** BEGIN **

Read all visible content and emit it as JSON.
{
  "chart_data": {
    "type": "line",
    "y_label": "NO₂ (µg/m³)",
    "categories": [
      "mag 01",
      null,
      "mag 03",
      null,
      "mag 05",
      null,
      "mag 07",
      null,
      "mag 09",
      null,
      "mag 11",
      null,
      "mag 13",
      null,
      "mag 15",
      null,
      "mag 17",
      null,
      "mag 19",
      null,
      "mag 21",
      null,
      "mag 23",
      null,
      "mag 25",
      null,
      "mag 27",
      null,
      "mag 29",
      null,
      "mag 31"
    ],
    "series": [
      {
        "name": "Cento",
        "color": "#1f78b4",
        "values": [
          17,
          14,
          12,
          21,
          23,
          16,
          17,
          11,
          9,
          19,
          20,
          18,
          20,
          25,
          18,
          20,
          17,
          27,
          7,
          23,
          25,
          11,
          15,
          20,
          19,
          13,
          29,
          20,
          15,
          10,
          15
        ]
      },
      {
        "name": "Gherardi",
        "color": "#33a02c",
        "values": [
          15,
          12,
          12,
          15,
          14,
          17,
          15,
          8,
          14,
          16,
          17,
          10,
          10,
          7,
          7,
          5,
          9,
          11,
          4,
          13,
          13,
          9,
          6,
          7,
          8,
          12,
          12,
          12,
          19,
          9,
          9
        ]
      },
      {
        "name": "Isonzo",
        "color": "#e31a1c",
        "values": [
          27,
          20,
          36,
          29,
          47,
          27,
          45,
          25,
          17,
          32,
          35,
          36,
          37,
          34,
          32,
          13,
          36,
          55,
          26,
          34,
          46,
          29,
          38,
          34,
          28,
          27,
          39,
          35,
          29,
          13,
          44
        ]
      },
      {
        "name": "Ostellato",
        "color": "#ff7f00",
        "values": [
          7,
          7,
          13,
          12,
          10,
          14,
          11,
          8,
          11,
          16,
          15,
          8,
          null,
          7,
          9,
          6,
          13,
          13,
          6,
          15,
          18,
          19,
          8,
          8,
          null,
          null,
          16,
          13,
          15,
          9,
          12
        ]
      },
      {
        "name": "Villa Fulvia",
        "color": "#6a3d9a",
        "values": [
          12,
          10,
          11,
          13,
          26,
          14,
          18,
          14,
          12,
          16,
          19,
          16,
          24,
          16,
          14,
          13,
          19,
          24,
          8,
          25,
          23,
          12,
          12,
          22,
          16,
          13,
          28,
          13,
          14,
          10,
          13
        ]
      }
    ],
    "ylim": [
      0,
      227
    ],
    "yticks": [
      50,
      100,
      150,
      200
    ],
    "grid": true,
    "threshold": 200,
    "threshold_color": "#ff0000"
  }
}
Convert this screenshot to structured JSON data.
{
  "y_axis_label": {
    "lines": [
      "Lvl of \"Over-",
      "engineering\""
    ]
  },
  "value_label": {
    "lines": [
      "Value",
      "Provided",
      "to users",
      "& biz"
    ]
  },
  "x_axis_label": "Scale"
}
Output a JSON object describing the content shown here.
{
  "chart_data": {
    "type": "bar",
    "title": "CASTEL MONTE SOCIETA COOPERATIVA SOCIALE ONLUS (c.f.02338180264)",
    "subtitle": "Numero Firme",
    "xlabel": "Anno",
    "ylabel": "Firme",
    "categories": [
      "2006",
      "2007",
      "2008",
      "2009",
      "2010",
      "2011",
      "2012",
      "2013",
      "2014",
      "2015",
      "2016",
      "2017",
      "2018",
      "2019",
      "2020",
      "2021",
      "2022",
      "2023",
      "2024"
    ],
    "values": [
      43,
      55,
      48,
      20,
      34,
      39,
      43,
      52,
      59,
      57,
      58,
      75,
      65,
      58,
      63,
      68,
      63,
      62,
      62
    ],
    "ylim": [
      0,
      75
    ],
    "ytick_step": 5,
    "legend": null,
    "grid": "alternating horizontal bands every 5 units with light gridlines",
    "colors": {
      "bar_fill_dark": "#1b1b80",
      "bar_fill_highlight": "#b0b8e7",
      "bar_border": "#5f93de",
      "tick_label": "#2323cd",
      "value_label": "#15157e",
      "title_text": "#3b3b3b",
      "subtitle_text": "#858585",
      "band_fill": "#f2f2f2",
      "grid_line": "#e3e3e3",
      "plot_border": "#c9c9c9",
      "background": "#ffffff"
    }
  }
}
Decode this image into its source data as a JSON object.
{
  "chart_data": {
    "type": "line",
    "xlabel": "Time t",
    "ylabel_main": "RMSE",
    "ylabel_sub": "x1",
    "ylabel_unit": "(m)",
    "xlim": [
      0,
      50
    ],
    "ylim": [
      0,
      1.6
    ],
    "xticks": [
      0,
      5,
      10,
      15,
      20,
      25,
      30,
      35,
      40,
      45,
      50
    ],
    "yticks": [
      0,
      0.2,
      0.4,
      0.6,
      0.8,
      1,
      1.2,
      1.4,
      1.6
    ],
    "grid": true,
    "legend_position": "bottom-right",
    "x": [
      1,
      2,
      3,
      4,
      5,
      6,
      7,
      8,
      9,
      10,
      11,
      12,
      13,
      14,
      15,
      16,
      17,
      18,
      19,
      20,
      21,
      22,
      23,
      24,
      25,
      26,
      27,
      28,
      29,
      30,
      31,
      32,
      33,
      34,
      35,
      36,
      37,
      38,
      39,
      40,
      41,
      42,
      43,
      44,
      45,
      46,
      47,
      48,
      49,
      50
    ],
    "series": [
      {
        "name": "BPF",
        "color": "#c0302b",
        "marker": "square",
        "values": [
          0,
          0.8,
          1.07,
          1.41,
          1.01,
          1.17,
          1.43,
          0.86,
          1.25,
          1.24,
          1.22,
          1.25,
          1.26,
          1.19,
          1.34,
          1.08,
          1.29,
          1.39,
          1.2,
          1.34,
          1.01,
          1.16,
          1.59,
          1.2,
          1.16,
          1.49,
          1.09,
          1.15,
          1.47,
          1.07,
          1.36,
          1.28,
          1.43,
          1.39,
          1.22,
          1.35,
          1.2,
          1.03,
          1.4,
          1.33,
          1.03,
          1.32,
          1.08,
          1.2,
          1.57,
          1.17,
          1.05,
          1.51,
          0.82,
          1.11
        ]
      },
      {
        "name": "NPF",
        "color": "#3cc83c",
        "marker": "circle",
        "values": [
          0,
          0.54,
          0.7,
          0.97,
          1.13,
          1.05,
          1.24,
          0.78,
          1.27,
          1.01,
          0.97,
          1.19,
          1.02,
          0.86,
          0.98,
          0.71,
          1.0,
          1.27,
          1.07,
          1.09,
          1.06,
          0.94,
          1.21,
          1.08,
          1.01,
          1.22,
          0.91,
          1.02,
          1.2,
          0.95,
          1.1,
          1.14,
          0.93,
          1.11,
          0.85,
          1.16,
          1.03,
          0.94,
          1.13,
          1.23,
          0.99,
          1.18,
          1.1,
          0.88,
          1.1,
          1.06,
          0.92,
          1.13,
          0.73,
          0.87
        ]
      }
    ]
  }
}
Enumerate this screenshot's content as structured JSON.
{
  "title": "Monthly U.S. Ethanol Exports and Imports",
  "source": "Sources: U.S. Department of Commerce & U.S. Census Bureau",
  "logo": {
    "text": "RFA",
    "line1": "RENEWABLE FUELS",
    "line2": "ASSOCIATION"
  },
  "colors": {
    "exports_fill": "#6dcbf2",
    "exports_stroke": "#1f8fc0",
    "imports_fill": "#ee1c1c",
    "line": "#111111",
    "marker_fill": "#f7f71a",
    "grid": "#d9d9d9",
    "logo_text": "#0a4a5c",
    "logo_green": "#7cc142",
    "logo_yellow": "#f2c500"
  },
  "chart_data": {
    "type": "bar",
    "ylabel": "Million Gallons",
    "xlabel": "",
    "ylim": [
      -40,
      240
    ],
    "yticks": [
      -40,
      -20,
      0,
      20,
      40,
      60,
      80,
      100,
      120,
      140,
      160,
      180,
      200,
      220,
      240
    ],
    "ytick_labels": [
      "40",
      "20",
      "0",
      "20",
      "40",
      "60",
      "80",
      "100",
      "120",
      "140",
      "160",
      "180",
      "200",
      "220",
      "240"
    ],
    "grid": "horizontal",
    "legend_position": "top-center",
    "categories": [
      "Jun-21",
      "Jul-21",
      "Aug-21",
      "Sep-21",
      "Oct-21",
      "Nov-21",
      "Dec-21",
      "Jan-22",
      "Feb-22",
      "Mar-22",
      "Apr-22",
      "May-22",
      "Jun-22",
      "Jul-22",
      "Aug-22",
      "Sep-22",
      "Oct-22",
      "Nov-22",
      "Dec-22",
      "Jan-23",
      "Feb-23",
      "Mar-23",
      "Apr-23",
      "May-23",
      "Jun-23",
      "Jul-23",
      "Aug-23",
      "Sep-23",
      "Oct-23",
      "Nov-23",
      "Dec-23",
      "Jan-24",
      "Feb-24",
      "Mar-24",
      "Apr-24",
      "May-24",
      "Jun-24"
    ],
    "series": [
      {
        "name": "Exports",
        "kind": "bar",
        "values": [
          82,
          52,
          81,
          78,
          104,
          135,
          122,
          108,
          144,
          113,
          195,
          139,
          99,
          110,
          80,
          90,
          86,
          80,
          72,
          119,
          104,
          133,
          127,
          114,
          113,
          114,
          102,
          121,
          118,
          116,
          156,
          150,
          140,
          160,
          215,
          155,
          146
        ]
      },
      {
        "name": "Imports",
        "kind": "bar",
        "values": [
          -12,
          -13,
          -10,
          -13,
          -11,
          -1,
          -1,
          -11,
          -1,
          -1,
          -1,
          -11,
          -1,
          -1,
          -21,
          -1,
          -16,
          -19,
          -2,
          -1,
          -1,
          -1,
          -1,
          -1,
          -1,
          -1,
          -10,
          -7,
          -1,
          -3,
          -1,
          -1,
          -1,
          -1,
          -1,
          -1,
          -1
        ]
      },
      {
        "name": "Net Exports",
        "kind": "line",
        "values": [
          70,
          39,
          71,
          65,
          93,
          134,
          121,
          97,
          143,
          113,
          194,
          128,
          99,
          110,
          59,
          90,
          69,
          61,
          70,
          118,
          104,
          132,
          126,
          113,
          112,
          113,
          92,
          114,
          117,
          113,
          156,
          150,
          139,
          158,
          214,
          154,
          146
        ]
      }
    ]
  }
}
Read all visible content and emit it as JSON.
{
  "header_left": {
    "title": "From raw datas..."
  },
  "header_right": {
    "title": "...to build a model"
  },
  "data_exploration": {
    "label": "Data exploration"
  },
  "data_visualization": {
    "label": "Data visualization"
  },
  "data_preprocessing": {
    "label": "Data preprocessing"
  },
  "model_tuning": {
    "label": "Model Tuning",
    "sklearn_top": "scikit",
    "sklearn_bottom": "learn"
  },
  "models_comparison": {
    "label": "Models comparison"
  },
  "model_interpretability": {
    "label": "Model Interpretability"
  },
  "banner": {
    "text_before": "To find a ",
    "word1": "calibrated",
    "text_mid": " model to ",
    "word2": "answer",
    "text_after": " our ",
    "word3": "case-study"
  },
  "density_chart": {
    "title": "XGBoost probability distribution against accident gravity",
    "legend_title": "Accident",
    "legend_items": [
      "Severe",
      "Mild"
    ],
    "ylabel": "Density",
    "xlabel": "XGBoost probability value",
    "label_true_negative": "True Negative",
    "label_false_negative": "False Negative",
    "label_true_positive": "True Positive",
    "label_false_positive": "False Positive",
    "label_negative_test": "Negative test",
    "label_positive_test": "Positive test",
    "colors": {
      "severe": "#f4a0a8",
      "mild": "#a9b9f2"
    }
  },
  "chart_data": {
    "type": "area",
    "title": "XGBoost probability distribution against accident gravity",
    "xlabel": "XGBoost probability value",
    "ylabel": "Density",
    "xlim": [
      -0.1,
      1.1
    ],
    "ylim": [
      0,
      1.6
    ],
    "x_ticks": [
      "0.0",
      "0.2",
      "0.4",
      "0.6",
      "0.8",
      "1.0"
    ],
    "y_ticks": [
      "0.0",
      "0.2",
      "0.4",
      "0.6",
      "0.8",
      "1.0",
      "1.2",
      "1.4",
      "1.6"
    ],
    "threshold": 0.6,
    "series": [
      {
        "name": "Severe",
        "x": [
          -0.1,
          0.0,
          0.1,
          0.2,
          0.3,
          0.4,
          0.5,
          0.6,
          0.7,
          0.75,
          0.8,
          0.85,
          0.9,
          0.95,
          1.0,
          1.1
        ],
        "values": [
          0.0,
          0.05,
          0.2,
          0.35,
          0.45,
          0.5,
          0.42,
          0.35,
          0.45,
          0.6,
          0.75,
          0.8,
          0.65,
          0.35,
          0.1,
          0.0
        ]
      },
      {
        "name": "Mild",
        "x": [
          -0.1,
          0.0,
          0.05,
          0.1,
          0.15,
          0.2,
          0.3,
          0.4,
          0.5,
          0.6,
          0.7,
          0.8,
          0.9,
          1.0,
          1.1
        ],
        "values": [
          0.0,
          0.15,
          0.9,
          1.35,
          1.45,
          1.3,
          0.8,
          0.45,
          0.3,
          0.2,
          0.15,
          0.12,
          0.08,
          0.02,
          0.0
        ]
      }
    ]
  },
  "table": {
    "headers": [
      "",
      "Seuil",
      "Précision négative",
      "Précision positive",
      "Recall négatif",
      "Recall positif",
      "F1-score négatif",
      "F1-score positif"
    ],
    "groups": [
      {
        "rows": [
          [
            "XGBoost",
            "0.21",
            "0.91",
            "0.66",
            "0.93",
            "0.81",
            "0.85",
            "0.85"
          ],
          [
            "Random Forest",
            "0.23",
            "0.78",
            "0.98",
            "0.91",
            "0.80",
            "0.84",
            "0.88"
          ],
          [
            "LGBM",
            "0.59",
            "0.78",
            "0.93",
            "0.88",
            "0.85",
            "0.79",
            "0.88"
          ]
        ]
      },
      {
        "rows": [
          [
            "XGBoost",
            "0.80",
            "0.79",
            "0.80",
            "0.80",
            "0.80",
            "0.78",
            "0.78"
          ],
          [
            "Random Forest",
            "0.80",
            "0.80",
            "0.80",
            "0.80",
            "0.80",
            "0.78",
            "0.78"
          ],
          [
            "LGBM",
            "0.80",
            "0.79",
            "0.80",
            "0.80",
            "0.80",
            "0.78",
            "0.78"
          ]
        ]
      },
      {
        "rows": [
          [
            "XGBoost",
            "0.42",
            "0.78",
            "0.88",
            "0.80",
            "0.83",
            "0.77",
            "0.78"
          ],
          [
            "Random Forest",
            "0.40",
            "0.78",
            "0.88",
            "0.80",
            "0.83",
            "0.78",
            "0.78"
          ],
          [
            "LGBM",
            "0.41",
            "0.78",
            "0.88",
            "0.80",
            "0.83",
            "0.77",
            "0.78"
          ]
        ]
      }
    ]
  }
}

** END **

Go through the records and show every line with the string "structured" in it.

- **EXERCISE RESULT**
Convert this screenshot to structured JSON data.
Enumerate this screenshot's content as structured JSON.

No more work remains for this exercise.